***** Input rows

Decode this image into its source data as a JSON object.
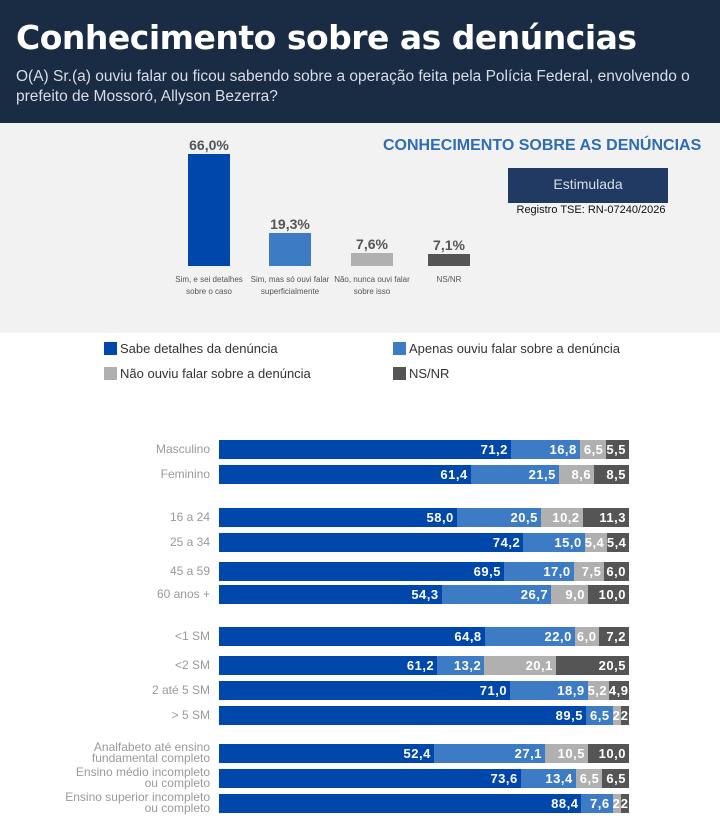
{
  "header": {
    "title": "Conhecimento sobre as denúncias",
    "question": "O(A) Sr.(a) ouviu falar ou ficou sabendo sobre a operação feita pela Polícia Federal, envolvendo o prefeito de Mossoró, Allyson Bezerra?"
  },
  "badge": "Estimulada",
  "registro": "Registro TSE: RN-07240/2026",
  "colors": {
    "detalhes": "#0047ab",
    "apenas": "#3d7cc4",
    "nao": "#b0b0b0",
    "nsnr": "#555555",
    "header_bg": "#1a2b44"
  },
  "chart_data": [
    {
      "type": "bar",
      "title": "CONHECIMENTO SOBRE AS DENÚNCIAS",
      "categories": [
        "Sim, e sei detalhes sobre o caso",
        "Sim, mas só ouvi falar superficialmente",
        "Não, nunca ouvi falar sobre isso",
        "NS/NR"
      ],
      "values": [
        66.0,
        19.3,
        7.6,
        7.1
      ],
      "labels": [
        "66,0%",
        "19,3%",
        "7,6%",
        "7,1%"
      ]
    },
    {
      "type": "bar",
      "orientation": "horizontal",
      "stacked": true,
      "legend": [
        "Sabe detalhes da denúncia",
        "Apenas ouviu falar sobre a denúncia",
        "Não ouviu falar sobre a denúncia",
        "NS/NR"
      ],
      "legend_position": "top",
      "rows": [
        {
          "label": "Masculino",
          "values": [
            "71,2",
            "16,8",
            "6,5",
            "5,5"
          ]
        },
        {
          "label": "Feminino",
          "values": [
            "61,4",
            "21,5",
            "8,6",
            "8,5"
          ]
        },
        {
          "label": "16 a 24",
          "values": [
            "58,0",
            "20,5",
            "10,2",
            "11,3"
          ]
        },
        {
          "label": "25 a 34",
          "values": [
            "74,2",
            "15,0",
            "5,4",
            "5,4"
          ]
        },
        {
          "label": "45 a 59",
          "values": [
            "69,5",
            "17,0",
            "7,5",
            "6,0"
          ]
        },
        {
          "label": "60 anos +",
          "values": [
            "54,3",
            "26,7",
            "9,0",
            "10,0"
          ]
        },
        {
          "label": "<1 SM",
          "values": [
            "64,8",
            "22,0",
            "6,0",
            "7,2"
          ]
        },
        {
          "label": "<2 SM",
          "values": [
            "61,2",
            "13,2",
            "20,1",
            "20,5"
          ]
        },
        {
          "label": "2 até 5 SM",
          "values": [
            "71,0",
            "18,9",
            "5,2",
            "4,9"
          ]
        },
        {
          "label": "> 5 SM",
          "values": [
            "89,5",
            "6,5",
            "2",
            "2"
          ]
        },
        {
          "label": "Analfabeto até ensino fundamental completo",
          "values": [
            "52,4",
            "27,1",
            "10,5",
            "10,0"
          ]
        },
        {
          "label": "Ensino médio incompleto ou completo",
          "values": [
            "73,6",
            "13,4",
            "6,5",
            "6,5"
          ]
        },
        {
          "label": "Ensino superior incompleto ou completo",
          "values": [
            "88,4",
            "7,6",
            "2",
            "2"
          ]
        }
      ]
    }
  ]
}
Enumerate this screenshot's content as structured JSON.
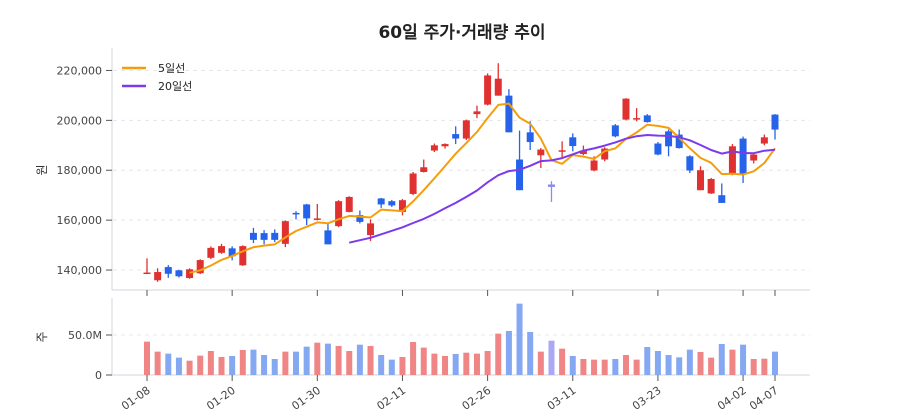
{
  "chart_data": {
    "type": "candlestick",
    "title": "60일 주가·거래량 추이",
    "price_panel": {
      "ylabel": "원",
      "ylim": [
        132000,
        229000
      ],
      "yticks": [
        140000,
        160000,
        180000,
        200000,
        220000
      ],
      "ytick_labels": [
        "140,000",
        "160,000",
        "180,000",
        "200,000",
        "220,000"
      ],
      "grid": true
    },
    "volume_panel": {
      "ylabel": "주",
      "ylim": [
        0,
        95000000
      ],
      "yticks": [
        0,
        50000000
      ],
      "ytick_labels": [
        "0",
        "50.0M"
      ],
      "grid": true
    },
    "legend": {
      "placement": "top-left",
      "entries": [
        {
          "name": "5일선",
          "window": 5,
          "color": "#f59e0b"
        },
        {
          "name": "20일선",
          "window": 20,
          "color": "#7c3aed"
        }
      ]
    },
    "colors": {
      "up": "#e03131",
      "down": "#2563eb",
      "neutral": "#8b8cf0",
      "vol_up": "#ef8585",
      "vol_down": "#85a8f2",
      "vol_neutral": "#aaa8f5"
    },
    "xtick_labels": [
      "01-08",
      "01-20",
      "01-30",
      "02-11",
      "02-26",
      "03-11",
      "03-23",
      "04-02",
      "04-07"
    ],
    "dates": [
      "01-08",
      "01-09",
      "01-12",
      "01-13",
      "01-14",
      "01-15",
      "01-16",
      "01-19",
      "01-20",
      "01-21",
      "01-22",
      "01-23",
      "01-26",
      "01-27",
      "01-28",
      "01-29",
      "01-30",
      "02-02",
      "02-03",
      "02-04",
      "02-05",
      "02-06",
      "02-09",
      "02-10",
      "02-11",
      "02-12",
      "02-13",
      "02-19",
      "02-20",
      "02-23",
      "02-24",
      "02-25",
      "02-26",
      "02-27",
      "03-03",
      "03-04",
      "03-05",
      "03-06",
      "03-09",
      "03-10",
      "03-11",
      "03-12",
      "03-13",
      "03-16",
      "03-17",
      "03-18",
      "03-19",
      "03-20",
      "03-23",
      "03-24",
      "03-25",
      "03-26",
      "03-27",
      "03-30",
      "03-31",
      "04-01",
      "04-02",
      "04-03",
      "04-06",
      "04-07"
    ],
    "neutral_indices": [
      38
    ],
    "open": [
      138800,
      135900,
      141200,
      139900,
      136800,
      138700,
      144900,
      146900,
      148700,
      141900,
      154900,
      154800,
      154900,
      150500,
      162900,
      166300,
      160200,
      155900,
      157600,
      163300,
      162000,
      154000,
      168700,
      167600,
      163300,
      170500,
      179300,
      187900,
      189600,
      194500,
      192700,
      202500,
      206300,
      209900,
      209900,
      184300,
      195200,
      186000,
      174300,
      187700,
      193200,
      186500,
      179900,
      184300,
      198000,
      200300,
      200500,
      202000,
      190700,
      195600,
      194300,
      185600,
      172000,
      170700,
      170000,
      178500,
      192700,
      183900,
      190700,
      202300
    ],
    "high": [
      144700,
      140700,
      142000,
      140100,
      140700,
      144300,
      149500,
      150500,
      149500,
      149900,
      156900,
      156000,
      156300,
      159900,
      163600,
      166500,
      166500,
      158900,
      168000,
      169600,
      163900,
      160300,
      168900,
      168100,
      168500,
      179300,
      184300,
      190700,
      190800,
      197600,
      200300,
      205900,
      218800,
      222900,
      212500,
      195900,
      199600,
      188900,
      175600,
      191600,
      194800,
      189900,
      185600,
      189200,
      198500,
      208900,
      204900,
      202500,
      191300,
      196300,
      196300,
      186000,
      181600,
      176900,
      174700,
      190500,
      193500,
      186900,
      194300,
      202500
    ],
    "low": [
      138500,
      135300,
      136900,
      137000,
      136500,
      138400,
      144400,
      146500,
      143900,
      141600,
      150800,
      150300,
      151200,
      149200,
      160300,
      158000,
      159900,
      150300,
      157200,
      163100,
      158700,
      151600,
      164900,
      165300,
      161900,
      170000,
      179100,
      187300,
      188700,
      190500,
      192100,
      200900,
      206000,
      209900,
      195200,
      172000,
      188100,
      180900,
      167300,
      185200,
      187600,
      186000,
      179600,
      183600,
      193200,
      200000,
      199600,
      199100,
      186000,
      185600,
      188700,
      178900,
      172000,
      170500,
      166900,
      178000,
      174900,
      182700,
      190000,
      192300
    ],
    "close": [
      139000,
      139200,
      138500,
      137500,
      140300,
      144000,
      148900,
      149600,
      145500,
      149600,
      152100,
      152100,
      152100,
      159600,
      162300,
      160700,
      160700,
      150300,
      167600,
      169300,
      159300,
      158700,
      166300,
      165900,
      168000,
      178700,
      181200,
      190000,
      190500,
      192700,
      200000,
      203600,
      218000,
      216700,
      195200,
      172000,
      191300,
      188300,
      173300,
      188000,
      189700,
      187900,
      183900,
      188700,
      193600,
      208700,
      200900,
      199300,
      186300,
      189600,
      188900,
      179900,
      180000,
      176500,
      166900,
      189600,
      178500,
      186300,
      193200,
      196300
    ],
    "volume": [
      41700000,
      29200000,
      26700000,
      21700000,
      17900000,
      24200000,
      30000000,
      22500000,
      23800000,
      31300000,
      31700000,
      25000000,
      20000000,
      29200000,
      29200000,
      35400000,
      40400000,
      39200000,
      36300000,
      30000000,
      37900000,
      36300000,
      25000000,
      19200000,
      22500000,
      41300000,
      34200000,
      26700000,
      23800000,
      26300000,
      27900000,
      26700000,
      30000000,
      51700000,
      55000000,
      89200000,
      53800000,
      29200000,
      42900000,
      32900000,
      23800000,
      20000000,
      19200000,
      19200000,
      20000000,
      25000000,
      19200000,
      35000000,
      30000000,
      25000000,
      22100000,
      31700000,
      28800000,
      21700000,
      38800000,
      31700000,
      37900000,
      20000000,
      20400000,
      29200000
    ]
  }
}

**********

[Description of the task] Copy every line of the entries above in which "ouviu" occurs.

[Written solution]
    "question": "O(A) Sr.(a) ouviu falar ou ficou sabendo sobre a operação feita pela Polícia Federal, envolvendo o prefeito de Mossoró, Allyson Bezerra?"
        "Apenas ouviu falar sobre a denúncia",
        "Não ouviu falar sobre a denúncia",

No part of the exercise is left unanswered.